• Records to process
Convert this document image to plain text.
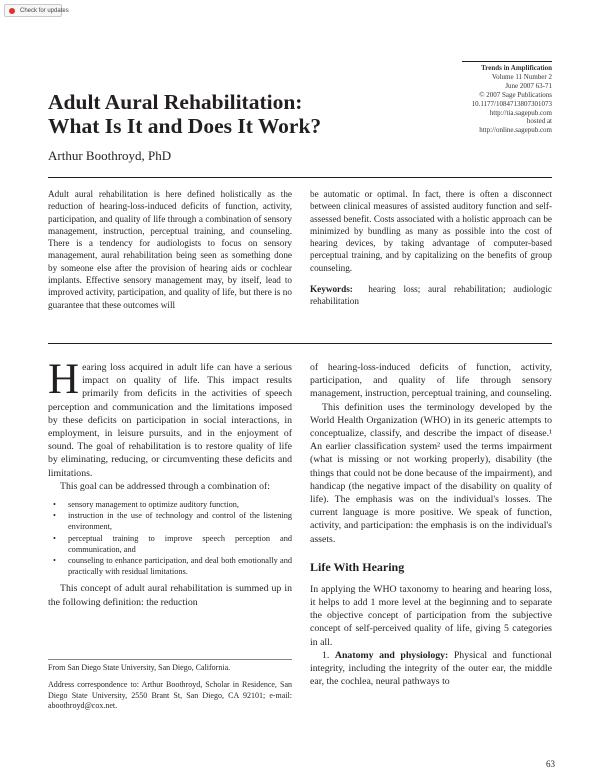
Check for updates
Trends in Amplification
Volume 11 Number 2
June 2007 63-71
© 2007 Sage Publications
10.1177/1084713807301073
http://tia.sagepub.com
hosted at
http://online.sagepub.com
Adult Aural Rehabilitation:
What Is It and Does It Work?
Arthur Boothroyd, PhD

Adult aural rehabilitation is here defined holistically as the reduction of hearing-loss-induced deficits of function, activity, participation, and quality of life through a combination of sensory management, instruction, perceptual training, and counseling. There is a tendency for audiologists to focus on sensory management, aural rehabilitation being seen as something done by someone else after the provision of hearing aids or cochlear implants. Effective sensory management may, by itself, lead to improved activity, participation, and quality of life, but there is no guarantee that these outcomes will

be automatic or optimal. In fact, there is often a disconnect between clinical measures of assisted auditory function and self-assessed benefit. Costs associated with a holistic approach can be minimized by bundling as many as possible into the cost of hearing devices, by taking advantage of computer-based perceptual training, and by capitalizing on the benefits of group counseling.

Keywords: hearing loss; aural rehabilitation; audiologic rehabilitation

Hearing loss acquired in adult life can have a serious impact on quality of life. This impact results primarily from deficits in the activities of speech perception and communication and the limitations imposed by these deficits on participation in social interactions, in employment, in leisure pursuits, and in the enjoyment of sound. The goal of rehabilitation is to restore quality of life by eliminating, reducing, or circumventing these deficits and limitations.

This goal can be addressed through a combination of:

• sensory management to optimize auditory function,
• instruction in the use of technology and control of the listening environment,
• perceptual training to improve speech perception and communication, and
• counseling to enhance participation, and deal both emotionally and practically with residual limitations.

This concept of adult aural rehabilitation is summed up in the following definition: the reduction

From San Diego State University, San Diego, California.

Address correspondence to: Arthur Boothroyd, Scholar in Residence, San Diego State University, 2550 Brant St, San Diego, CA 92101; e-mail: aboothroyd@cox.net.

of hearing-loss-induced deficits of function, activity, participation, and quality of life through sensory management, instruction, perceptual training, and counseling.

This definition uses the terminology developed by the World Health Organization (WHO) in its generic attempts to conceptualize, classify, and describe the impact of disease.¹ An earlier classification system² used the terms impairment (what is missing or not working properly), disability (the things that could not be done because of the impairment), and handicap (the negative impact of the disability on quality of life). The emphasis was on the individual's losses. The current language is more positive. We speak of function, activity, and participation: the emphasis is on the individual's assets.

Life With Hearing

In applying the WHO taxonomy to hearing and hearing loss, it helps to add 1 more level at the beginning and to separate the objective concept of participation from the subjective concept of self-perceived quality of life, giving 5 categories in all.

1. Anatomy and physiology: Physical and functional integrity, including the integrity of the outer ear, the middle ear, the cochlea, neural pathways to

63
* * *
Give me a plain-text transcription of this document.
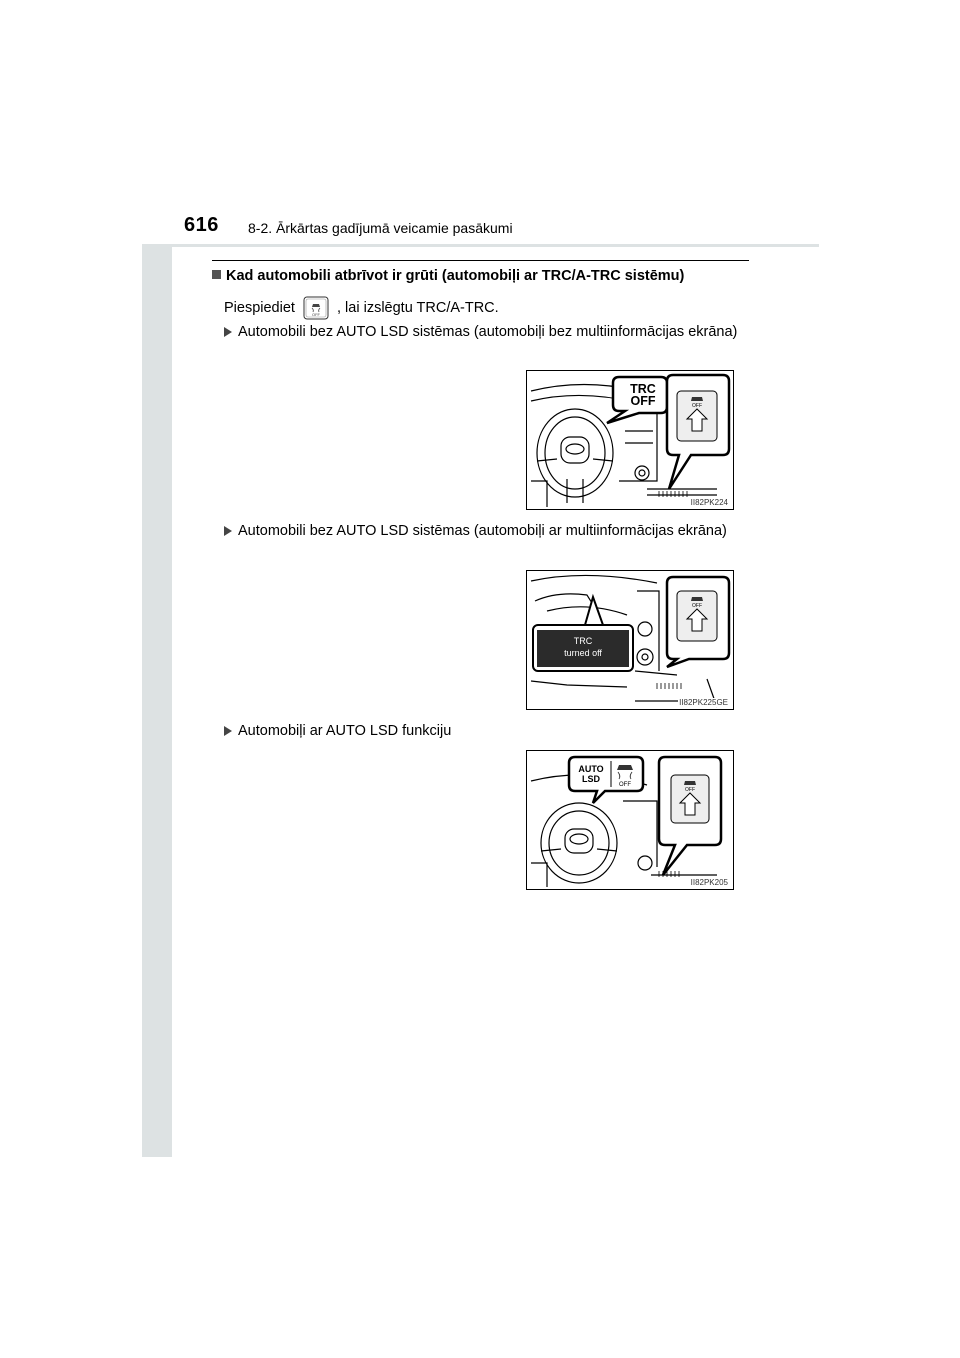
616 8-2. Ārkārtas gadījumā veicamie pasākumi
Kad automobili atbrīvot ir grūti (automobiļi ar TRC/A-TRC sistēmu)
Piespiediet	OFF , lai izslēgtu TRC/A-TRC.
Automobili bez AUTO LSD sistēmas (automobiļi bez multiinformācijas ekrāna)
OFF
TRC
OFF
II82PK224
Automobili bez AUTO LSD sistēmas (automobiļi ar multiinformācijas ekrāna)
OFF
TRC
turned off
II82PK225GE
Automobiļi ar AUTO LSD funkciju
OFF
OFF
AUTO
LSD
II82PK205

• Exercise directions
List the lines of the records where "more" occurs.

• The output
This definition uses the terminology developed by the World Health Organization (WHO) in its generic attempts to conceptualize, classify, and describe the impact of disease.¹ An earlier classification system² used the terms impairment (what is missing or not working properly), disability (the things that could not be done because of the impairment), and handicap (the negative impact of the disability on quality of life). The emphasis was on the individual's losses. The current language is more positive. We speak of function, activity, and participation: the emphasis is on the individual's assets.
In applying the WHO taxonomy to hearing and hearing loss, it helps to add 1 more level at the beginning and to separate the objective concept of participation from the subjective concept of self-perceived quality of life, giving 5 categories in all.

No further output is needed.